**Exercise description:**
List every line in the records below that contains the word "Caffe", copying each one whole.
-- Stored records start --
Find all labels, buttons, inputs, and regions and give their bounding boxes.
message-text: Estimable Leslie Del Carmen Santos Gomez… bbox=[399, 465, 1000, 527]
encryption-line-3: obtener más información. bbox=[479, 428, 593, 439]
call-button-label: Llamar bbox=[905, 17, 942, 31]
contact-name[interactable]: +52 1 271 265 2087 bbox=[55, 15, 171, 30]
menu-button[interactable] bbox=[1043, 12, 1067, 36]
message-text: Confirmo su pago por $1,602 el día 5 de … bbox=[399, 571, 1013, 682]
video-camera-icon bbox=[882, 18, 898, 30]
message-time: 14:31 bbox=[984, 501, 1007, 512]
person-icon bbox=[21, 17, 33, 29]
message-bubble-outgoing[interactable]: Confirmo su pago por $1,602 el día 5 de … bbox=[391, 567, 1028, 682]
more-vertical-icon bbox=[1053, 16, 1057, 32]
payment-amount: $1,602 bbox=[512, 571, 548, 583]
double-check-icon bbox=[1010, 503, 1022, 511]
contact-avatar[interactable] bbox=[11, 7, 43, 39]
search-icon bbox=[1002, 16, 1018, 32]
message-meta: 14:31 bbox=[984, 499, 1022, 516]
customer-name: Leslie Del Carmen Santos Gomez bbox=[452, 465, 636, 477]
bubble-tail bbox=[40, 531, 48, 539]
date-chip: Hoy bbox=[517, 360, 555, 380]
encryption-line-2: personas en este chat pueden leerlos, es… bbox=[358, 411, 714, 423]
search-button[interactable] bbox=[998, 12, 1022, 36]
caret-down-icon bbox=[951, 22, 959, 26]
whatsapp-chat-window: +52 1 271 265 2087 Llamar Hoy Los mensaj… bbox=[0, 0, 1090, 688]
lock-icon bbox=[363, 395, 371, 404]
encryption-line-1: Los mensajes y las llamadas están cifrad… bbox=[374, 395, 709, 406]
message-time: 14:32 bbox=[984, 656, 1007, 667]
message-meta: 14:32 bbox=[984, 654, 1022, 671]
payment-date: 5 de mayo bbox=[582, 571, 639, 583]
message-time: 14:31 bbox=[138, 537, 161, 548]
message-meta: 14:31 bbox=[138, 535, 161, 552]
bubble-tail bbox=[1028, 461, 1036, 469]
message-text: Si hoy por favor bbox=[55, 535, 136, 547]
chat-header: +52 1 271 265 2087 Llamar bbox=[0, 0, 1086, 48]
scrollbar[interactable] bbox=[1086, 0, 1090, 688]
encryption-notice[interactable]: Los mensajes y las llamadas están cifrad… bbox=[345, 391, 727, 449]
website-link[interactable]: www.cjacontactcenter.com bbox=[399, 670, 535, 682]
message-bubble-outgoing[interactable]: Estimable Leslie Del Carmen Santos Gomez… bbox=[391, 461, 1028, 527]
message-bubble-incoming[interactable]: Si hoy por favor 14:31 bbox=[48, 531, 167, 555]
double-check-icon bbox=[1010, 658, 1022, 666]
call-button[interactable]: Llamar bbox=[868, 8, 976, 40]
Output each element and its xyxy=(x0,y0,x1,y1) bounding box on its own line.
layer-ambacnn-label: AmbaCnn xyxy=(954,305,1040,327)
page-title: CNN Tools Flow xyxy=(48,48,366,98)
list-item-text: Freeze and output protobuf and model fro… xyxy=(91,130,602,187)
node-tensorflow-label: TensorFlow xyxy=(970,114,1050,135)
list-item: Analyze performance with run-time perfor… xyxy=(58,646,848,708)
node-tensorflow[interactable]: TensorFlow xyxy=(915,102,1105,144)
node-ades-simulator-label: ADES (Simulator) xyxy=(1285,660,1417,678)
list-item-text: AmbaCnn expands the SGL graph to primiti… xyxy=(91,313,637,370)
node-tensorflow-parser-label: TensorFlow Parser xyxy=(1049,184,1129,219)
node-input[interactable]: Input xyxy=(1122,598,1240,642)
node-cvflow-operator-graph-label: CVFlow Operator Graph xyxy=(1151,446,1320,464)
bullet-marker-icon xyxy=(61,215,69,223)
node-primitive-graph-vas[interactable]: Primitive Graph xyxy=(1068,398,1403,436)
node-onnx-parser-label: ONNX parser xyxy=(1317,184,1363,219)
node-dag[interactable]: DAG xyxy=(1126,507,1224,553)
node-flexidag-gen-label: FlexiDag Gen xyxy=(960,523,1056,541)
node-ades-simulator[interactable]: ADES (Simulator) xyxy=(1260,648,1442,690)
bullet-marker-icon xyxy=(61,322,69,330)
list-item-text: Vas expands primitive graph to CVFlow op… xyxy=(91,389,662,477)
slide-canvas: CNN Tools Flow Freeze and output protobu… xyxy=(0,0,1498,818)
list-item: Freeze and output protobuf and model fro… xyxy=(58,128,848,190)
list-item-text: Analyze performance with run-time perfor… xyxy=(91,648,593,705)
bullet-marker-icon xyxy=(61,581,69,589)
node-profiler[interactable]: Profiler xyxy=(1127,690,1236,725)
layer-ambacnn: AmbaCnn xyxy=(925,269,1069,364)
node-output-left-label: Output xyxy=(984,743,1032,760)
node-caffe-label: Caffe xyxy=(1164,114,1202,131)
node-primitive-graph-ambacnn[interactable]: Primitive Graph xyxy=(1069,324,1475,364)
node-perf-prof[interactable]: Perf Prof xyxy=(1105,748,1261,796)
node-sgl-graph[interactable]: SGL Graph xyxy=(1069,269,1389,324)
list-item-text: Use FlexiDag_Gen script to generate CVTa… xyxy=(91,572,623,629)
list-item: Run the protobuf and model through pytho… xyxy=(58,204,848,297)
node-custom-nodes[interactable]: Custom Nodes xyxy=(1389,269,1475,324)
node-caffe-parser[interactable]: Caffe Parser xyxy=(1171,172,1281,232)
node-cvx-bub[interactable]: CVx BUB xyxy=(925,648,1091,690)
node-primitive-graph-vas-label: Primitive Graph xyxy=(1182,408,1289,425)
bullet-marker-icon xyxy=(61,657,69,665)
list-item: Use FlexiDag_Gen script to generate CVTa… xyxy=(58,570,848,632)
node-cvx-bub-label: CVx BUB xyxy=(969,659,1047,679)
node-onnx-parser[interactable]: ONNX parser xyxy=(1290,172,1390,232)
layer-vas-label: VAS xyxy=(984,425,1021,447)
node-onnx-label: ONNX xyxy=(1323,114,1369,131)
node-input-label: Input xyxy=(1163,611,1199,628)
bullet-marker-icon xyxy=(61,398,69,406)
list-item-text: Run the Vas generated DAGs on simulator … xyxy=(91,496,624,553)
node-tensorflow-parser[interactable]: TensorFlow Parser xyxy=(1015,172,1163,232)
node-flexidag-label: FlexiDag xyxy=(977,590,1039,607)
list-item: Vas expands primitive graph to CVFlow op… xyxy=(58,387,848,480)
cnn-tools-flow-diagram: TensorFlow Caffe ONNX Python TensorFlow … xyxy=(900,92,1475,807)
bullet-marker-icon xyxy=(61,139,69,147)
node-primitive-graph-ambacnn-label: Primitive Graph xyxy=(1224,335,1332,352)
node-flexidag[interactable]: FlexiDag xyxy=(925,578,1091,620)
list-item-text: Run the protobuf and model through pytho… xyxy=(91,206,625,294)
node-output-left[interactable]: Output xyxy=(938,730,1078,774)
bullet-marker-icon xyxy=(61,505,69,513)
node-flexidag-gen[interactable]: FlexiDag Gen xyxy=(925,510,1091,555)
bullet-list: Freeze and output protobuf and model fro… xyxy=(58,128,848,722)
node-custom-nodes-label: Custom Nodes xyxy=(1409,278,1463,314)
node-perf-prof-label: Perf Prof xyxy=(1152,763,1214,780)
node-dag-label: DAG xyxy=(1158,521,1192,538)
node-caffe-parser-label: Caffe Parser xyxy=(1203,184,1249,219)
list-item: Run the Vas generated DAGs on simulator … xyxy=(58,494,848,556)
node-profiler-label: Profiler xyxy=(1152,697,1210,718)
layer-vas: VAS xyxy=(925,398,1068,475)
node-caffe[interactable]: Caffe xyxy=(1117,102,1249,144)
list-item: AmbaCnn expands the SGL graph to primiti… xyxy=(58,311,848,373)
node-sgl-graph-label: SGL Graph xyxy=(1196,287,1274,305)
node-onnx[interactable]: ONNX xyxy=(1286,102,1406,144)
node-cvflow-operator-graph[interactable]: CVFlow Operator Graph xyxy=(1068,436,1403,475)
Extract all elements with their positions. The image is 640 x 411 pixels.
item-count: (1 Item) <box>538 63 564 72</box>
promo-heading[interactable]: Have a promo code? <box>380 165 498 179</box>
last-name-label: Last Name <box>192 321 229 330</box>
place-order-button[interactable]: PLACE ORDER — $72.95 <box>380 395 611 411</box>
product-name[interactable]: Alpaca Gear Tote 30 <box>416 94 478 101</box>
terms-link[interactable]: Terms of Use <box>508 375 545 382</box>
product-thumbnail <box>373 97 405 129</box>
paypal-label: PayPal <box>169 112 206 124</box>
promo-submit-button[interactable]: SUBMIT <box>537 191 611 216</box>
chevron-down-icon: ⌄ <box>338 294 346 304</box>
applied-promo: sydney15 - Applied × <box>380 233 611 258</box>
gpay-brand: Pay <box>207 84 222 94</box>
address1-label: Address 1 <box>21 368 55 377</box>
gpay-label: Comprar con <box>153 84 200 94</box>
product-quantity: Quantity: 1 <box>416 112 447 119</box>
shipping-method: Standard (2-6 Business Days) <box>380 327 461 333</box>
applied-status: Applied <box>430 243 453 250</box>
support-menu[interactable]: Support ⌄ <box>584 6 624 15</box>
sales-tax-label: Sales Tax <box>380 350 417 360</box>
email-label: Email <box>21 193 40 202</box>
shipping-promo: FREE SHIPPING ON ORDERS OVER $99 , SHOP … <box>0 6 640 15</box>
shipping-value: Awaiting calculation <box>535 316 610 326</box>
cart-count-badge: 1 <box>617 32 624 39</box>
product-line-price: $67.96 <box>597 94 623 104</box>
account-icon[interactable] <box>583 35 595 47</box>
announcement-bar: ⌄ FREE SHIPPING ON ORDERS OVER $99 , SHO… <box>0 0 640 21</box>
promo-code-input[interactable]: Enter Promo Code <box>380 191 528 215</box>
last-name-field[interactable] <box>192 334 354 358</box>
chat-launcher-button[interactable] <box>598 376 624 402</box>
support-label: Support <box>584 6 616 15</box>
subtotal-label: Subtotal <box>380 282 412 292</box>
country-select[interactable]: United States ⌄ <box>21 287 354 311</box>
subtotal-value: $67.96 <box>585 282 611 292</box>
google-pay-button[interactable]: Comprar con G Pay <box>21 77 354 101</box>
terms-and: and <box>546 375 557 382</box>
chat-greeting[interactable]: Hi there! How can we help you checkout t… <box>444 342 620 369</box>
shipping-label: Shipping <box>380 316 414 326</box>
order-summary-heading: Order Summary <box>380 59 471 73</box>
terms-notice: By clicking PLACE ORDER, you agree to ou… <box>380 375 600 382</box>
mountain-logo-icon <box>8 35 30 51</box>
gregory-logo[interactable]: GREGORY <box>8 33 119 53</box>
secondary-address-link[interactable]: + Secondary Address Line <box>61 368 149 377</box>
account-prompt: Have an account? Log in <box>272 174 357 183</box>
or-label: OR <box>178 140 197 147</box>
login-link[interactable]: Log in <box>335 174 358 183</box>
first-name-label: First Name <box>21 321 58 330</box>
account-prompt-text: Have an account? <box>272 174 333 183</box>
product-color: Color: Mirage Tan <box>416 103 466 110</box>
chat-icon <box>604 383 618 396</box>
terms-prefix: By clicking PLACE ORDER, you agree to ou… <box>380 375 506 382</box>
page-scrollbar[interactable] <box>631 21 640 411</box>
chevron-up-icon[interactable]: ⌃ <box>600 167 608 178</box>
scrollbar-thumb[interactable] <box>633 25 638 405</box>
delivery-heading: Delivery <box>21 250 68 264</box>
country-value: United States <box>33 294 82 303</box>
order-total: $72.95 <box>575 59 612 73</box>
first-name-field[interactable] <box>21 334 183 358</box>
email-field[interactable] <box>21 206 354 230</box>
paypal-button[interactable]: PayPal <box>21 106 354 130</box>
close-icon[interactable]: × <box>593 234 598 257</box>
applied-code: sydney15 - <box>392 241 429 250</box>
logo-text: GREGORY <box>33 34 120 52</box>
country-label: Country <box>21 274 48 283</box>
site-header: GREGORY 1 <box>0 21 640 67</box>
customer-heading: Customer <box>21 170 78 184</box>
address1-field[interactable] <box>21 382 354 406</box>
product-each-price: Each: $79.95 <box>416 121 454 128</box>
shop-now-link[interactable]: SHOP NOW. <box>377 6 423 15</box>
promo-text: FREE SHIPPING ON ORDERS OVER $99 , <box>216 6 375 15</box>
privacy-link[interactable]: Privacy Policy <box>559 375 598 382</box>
-- Stored records end --
**Exercise result:**
node-caffe-label: Caffe xyxy=(1164,114,1202,131)
node-caffe-parser[interactable]: Caffe Parser xyxy=(1171,172,1281,232)
cnn-tools-flow-diagram: TensorFlow Caffe ONNX Python TensorFlow … xyxy=(900,92,1475,807)
node-caffe-parser-label: Caffe Parser xyxy=(1203,184,1249,219)
node-caffe[interactable]: Caffe xyxy=(1117,102,1249,144)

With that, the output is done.